* Begin Given data *
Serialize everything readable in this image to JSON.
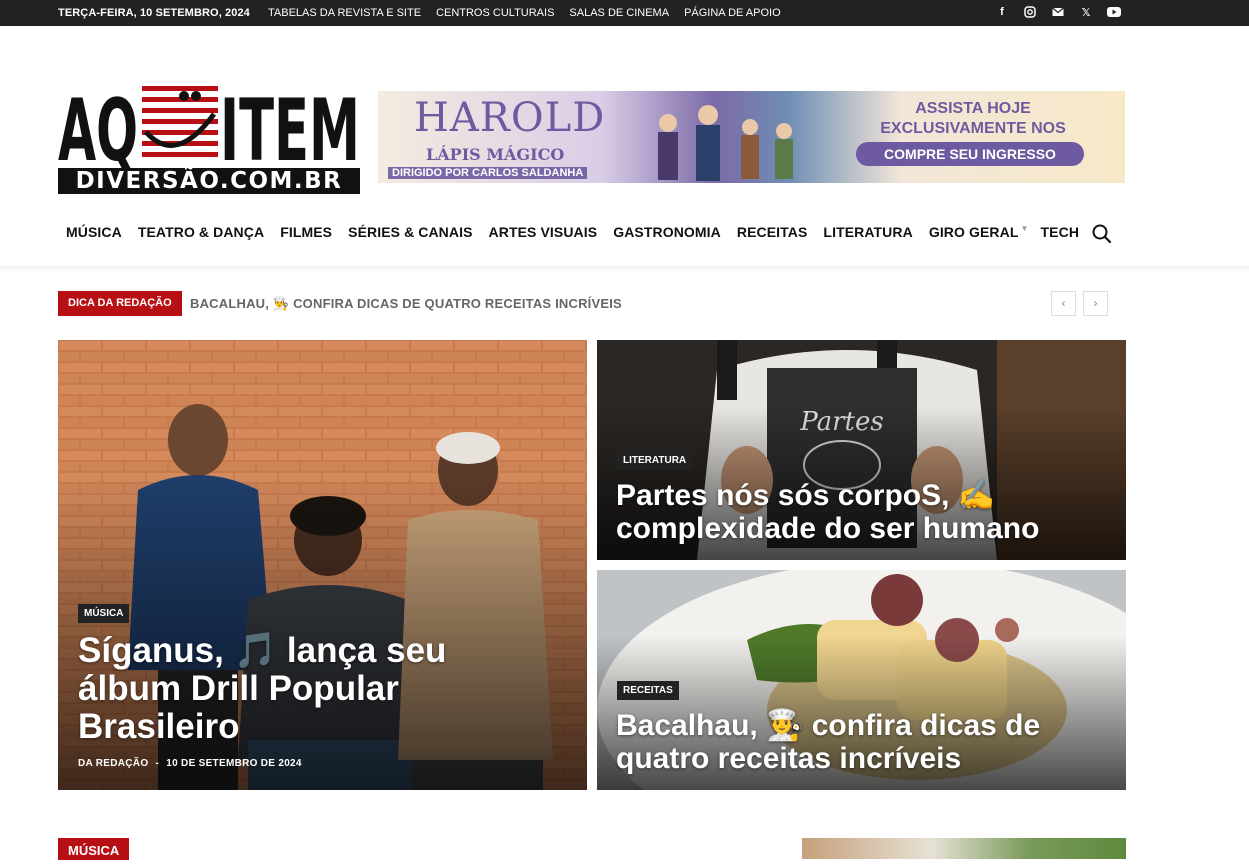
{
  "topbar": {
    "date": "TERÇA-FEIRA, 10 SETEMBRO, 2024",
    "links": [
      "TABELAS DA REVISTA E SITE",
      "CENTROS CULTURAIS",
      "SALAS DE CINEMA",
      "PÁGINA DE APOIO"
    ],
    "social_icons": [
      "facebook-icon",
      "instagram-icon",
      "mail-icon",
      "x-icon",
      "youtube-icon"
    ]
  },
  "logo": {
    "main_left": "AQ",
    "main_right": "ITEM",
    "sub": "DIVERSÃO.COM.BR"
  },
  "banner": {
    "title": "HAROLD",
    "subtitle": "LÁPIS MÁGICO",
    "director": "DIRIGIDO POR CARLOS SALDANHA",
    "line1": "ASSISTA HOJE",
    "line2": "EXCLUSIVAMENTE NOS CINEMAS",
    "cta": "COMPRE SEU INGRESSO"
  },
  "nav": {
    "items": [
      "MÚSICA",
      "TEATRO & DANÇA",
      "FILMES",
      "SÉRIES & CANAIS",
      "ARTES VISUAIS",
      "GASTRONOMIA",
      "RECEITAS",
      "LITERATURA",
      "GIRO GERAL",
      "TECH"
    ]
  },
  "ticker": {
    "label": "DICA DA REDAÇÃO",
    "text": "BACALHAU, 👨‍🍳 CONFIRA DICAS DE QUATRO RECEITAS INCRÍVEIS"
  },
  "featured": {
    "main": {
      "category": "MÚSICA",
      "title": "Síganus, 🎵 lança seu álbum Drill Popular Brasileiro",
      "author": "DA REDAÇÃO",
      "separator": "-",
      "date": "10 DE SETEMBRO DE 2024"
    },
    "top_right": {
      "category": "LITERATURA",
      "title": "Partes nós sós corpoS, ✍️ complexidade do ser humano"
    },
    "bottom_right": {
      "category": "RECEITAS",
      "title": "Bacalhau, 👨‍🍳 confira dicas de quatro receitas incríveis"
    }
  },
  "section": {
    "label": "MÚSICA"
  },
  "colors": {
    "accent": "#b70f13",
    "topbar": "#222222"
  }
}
* End Given data *
* Begin Given data *
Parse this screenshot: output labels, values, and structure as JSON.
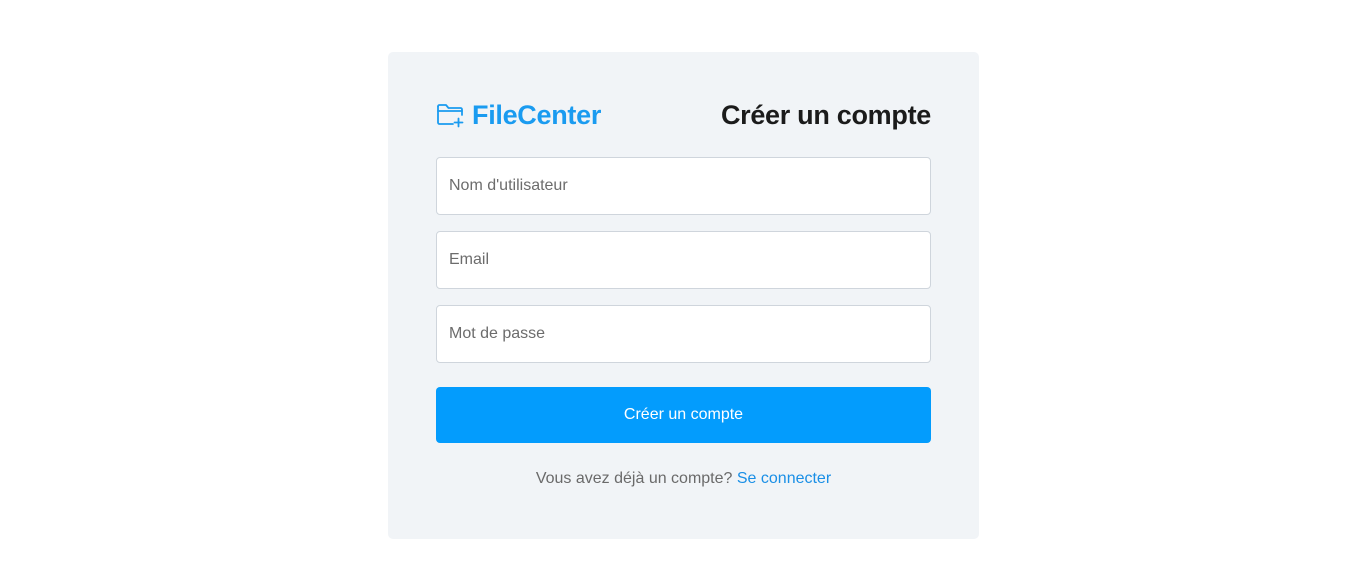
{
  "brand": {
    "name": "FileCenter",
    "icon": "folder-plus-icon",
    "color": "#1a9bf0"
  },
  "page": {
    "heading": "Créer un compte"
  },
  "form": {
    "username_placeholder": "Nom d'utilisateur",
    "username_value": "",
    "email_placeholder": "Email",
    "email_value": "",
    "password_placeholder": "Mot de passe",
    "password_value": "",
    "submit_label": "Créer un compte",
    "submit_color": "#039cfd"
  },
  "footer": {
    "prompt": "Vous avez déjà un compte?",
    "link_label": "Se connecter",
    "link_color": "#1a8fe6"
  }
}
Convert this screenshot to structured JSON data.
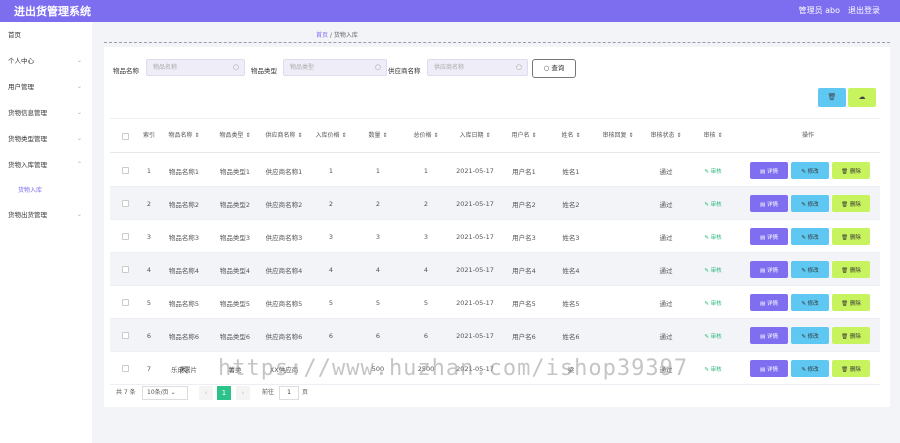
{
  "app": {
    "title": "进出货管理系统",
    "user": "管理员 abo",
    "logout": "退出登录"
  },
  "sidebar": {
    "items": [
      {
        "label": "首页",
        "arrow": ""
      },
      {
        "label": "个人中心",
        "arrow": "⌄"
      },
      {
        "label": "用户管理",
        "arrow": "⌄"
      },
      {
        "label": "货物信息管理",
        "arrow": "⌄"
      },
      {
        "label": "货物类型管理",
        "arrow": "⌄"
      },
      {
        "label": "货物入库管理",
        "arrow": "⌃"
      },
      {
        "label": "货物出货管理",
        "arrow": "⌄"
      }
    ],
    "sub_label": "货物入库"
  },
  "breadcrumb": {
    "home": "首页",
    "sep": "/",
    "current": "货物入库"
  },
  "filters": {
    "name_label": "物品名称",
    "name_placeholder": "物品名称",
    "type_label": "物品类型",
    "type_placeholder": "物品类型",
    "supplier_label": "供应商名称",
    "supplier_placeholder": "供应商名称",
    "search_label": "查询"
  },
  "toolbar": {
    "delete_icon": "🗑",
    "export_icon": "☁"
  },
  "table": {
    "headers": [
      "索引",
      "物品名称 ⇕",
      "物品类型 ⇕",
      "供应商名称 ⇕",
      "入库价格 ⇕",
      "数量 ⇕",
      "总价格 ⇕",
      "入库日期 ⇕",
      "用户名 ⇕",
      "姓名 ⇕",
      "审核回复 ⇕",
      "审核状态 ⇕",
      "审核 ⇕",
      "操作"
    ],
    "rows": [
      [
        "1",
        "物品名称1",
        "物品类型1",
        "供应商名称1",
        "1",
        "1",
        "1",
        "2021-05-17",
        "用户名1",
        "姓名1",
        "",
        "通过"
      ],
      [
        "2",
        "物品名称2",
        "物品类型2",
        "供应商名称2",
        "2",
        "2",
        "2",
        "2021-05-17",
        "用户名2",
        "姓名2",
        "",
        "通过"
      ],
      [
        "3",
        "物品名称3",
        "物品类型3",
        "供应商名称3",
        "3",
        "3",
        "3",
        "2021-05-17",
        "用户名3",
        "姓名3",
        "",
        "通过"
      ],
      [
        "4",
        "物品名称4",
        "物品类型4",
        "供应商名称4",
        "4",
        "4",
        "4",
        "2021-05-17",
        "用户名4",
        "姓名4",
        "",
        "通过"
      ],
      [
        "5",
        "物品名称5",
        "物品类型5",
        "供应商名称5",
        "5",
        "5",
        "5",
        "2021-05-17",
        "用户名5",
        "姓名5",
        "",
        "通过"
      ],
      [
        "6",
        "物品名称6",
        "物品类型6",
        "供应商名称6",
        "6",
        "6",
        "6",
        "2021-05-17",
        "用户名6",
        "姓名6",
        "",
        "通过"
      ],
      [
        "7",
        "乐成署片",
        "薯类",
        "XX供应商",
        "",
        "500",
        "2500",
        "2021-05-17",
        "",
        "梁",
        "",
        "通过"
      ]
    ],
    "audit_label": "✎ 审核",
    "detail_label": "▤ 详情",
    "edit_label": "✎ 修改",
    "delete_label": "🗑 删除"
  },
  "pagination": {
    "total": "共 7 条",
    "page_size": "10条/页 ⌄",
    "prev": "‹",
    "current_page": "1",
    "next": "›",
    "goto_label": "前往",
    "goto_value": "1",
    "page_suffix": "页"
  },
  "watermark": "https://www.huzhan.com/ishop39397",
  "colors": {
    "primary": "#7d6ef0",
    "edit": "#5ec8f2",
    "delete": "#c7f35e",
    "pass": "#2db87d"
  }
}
* End Given data *
| What needs to be done |
Your reply is one number: how many lines of the records above contain the word "category".

| Written solution |
3